■ **DIRECTIONS FOR THIS TASK**: Give the entries again exactly, every one of them.
╭─ STORED RECORDS
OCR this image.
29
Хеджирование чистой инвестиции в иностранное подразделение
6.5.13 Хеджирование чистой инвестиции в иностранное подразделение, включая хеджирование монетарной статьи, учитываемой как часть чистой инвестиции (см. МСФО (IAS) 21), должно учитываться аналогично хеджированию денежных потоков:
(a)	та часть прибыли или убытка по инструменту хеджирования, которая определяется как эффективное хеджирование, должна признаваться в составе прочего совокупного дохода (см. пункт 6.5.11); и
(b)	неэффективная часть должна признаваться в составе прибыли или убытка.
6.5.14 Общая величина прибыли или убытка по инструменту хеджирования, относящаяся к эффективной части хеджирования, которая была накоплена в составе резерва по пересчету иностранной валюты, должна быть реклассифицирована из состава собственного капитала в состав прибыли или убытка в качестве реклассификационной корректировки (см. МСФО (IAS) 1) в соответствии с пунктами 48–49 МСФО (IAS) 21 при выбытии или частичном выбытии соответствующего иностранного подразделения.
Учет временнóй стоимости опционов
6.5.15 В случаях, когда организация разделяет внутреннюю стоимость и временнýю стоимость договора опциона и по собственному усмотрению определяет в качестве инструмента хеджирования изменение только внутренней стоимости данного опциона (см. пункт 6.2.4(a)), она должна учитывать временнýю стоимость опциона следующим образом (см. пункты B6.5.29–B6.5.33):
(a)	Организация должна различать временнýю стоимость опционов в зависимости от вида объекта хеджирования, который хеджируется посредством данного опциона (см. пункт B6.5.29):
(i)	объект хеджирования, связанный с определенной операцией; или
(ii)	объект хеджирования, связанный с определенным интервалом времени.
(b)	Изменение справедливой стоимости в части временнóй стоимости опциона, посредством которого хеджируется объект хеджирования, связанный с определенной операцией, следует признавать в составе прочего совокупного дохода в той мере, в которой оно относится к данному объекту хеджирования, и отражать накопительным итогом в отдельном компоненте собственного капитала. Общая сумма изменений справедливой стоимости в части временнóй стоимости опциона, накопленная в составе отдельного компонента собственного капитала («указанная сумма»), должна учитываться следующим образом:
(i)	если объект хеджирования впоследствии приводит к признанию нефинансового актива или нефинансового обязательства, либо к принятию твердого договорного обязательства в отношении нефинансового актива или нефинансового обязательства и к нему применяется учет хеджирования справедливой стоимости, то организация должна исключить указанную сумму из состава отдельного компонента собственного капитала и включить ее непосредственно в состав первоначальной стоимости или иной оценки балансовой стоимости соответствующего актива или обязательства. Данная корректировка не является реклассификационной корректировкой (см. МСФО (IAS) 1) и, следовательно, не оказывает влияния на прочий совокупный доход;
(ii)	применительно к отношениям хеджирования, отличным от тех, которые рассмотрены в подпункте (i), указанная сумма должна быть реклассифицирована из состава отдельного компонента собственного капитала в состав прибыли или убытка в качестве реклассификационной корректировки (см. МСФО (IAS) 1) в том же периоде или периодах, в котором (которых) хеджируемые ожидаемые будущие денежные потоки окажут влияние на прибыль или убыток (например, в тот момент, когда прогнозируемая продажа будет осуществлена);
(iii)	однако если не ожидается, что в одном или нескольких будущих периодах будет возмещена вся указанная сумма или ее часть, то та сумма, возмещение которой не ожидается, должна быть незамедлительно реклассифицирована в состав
╰─
■ **SOLUTION TO THIS EXERCISE**:
OCR this image.
29
Хеджирование чистой инвестиции в иностранное подразделение
6.5.13 Хеджирование чистой инвестиции в иностранное подразделение, включая хеджирование монетарной статьи, учитываемой как часть чистой инвестиции (см. МСФО (IAS) 21), должно учитываться аналогично хеджированию денежных потоков:
(a)	та часть прибыли или убытка по инструменту хеджирования, которая определяется как эффективное хеджирование, должна признаваться в составе прочего совокупного дохода (см. пункт 6.5.11); и
(b)	неэффективная часть должна признаваться в составе прибыли или убытка.
6.5.14 Общая величина прибыли или убытка по инструменту хеджирования, относящаяся к эффективной части хеджирования, которая была накоплена в составе резерва по пересчету иностранной валюты, должна быть реклассифицирована из состава собственного капитала в состав прибыли или убытка в качестве реклассификационной корректировки (см. МСФО (IAS) 1) в соответствии с пунктами 48–49 МСФО (IAS) 21 при выбытии или частичном выбытии соответствующего иностранного подразделения.
Учет временнóй стоимости опционов
6.5.15 В случаях, когда организация разделяет внутреннюю стоимость и временнýю стоимость договора опциона и по собственному усмотрению определяет в качестве инструмента хеджирования изменение только внутренней стоимости данного опциона (см. пункт 6.2.4(a)), она должна учитывать временнýю стоимость опциона следующим образом (см. пункты B6.5.29–B6.5.33):
(a)	Организация должна различать временнýю стоимость опционов в зависимости от вида объекта хеджирования, который хеджируется посредством данного опциона (см. пункт B6.5.29):
(i)	объект хеджирования, связанный с определенной операцией; или
(ii)	объект хеджирования, связанный с определенным интервалом времени.
(b)	Изменение справедливой стоимости в части временнóй стоимости опциона, посредством которого хеджируется объект хеджирования, связанный с определенной операцией, следует признавать в составе прочего совокупного дохода в той мере, в которой оно относится к данному объекту хеджирования, и отражать накопительным итогом в отдельном компоненте собственного капитала. Общая сумма изменений справедливой стоимости в части временнóй стоимости опциона, накопленная в составе отдельного компонента собственного капитала («указанная сумма»), должна учитываться следующим образом:
(i)	если объект хеджирования впоследствии приводит к признанию нефинансового актива или нефинансового обязательства, либо к принятию твердого договорного обязательства в отношении нефинансового актива или нефинансового обязательства и к нему применяется учет хеджирования справедливой стоимости, то организация должна исключить указанную сумму из состава отдельного компонента собственного капитала и включить ее непосредственно в состав первоначальной стоимости или иной оценки балансовой стоимости соответствующего актива или обязательства. Данная корректировка не является реклассификационной корректировкой (см. МСФО (IAS) 1) и, следовательно, не оказывает влияния на прочий совокупный доход;
(ii)	применительно к отношениям хеджирования, отличным от тех, которые рассмотрены в подпункте (i), указанная сумма должна быть реклассифицирована из состава отдельного компонента собственного капитала в состав прибыли или убытка в качестве реклассификационной корректировки (см. МСФО (IAS) 1) в том же периоде или периодах, в котором (которых) хеджируемые ожидаемые будущие денежные потоки окажут влияние на прибыль или убыток (например, в тот момент, когда прогнозируемая продажа будет осуществлена);
(iii)	однако если не ожидается, что в одном или нескольких будущих периодах будет возмещена вся указанная сумма или ее часть, то та сумма, возмещение которой не ожидается, должна быть незамедлительно реклассифицирована в состав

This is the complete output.